»»

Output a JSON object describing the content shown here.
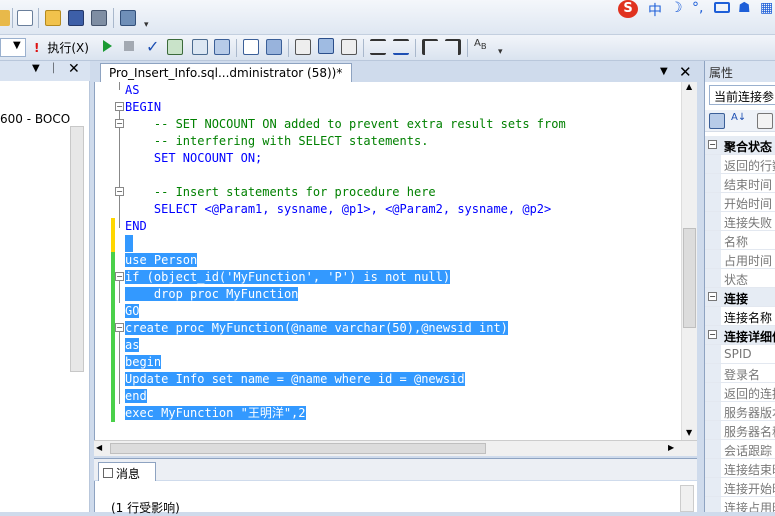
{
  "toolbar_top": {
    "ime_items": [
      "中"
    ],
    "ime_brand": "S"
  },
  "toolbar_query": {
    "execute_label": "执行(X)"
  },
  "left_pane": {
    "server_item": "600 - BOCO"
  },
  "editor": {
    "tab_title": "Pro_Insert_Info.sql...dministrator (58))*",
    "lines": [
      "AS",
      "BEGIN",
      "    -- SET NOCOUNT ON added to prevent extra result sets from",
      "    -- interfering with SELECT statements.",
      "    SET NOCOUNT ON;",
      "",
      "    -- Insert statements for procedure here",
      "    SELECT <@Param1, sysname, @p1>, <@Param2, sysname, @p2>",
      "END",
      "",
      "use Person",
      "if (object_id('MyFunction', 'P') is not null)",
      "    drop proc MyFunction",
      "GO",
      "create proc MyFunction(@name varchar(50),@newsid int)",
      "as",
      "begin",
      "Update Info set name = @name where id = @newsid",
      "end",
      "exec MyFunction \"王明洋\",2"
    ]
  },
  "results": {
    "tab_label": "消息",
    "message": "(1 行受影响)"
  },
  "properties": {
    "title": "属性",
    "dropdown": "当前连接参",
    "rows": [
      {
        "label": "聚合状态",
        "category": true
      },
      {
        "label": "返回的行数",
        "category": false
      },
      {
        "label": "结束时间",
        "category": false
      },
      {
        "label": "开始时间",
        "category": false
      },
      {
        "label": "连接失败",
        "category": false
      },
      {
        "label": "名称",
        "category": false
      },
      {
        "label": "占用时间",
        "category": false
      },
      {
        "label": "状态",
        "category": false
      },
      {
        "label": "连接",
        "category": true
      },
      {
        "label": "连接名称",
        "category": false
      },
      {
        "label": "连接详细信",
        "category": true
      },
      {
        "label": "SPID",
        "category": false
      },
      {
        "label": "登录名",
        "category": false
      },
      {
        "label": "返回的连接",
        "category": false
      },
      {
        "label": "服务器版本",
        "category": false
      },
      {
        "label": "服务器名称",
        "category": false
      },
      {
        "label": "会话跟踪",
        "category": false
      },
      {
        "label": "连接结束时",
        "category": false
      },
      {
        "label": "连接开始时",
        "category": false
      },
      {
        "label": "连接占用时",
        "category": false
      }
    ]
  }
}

««

§ Problem statement
Copy out the whole listing exactly, and don't carry over any pictures.

§ Task output
Output a JSON object describing the content shown here.
{
  "toolbar_top": {
    "ime_items": [
      "中"
    ],
    "ime_brand": "S"
  },
  "toolbar_query": {
    "execute_label": "执行(X)"
  },
  "left_pane": {
    "server_item": "600 - BOCO"
  },
  "editor": {
    "tab_title": "Pro_Insert_Info.sql...dministrator (58))*",
    "lines": [
      "AS",
      "BEGIN",
      "    -- SET NOCOUNT ON added to prevent extra result sets from",
      "    -- interfering with SELECT statements.",
      "    SET NOCOUNT ON;",
      "",
      "    -- Insert statements for procedure here",
      "    SELECT <@Param1, sysname, @p1>, <@Param2, sysname, @p2>",
      "END",
      "",
      "use Person",
      "if (object_id('MyFunction', 'P') is not null)",
      "    drop proc MyFunction",
      "GO",
      "create proc MyFunction(@name varchar(50),@newsid int)",
      "as",
      "begin",
      "Update Info set name = @name where id = @newsid",
      "end",
      "exec MyFunction \"王明洋\",2"
    ]
  },
  "results": {
    "tab_label": "消息",
    "message": "(1 行受影响)"
  },
  "properties": {
    "title": "属性",
    "dropdown": "当前连接参",
    "rows": [
      {
        "label": "聚合状态",
        "category": true
      },
      {
        "label": "返回的行数",
        "category": false
      },
      {
        "label": "结束时间",
        "category": false
      },
      {
        "label": "开始时间",
        "category": false
      },
      {
        "label": "连接失败",
        "category": false
      },
      {
        "label": "名称",
        "category": false
      },
      {
        "label": "占用时间",
        "category": false
      },
      {
        "label": "状态",
        "category": false
      },
      {
        "label": "连接",
        "category": true
      },
      {
        "label": "连接名称",
        "category": false
      },
      {
        "label": "连接详细信",
        "category": true
      },
      {
        "label": "SPID",
        "category": false
      },
      {
        "label": "登录名",
        "category": false
      },
      {
        "label": "返回的连接",
        "category": false
      },
      {
        "label": "服务器版本",
        "category": false
      },
      {
        "label": "服务器名称",
        "category": false
      },
      {
        "label": "会话跟踪",
        "category": false
      },
      {
        "label": "连接结束时",
        "category": false
      },
      {
        "label": "连接开始时",
        "category": false
      },
      {
        "label": "连接占用时",
        "category": false
      }
    ]
  }
}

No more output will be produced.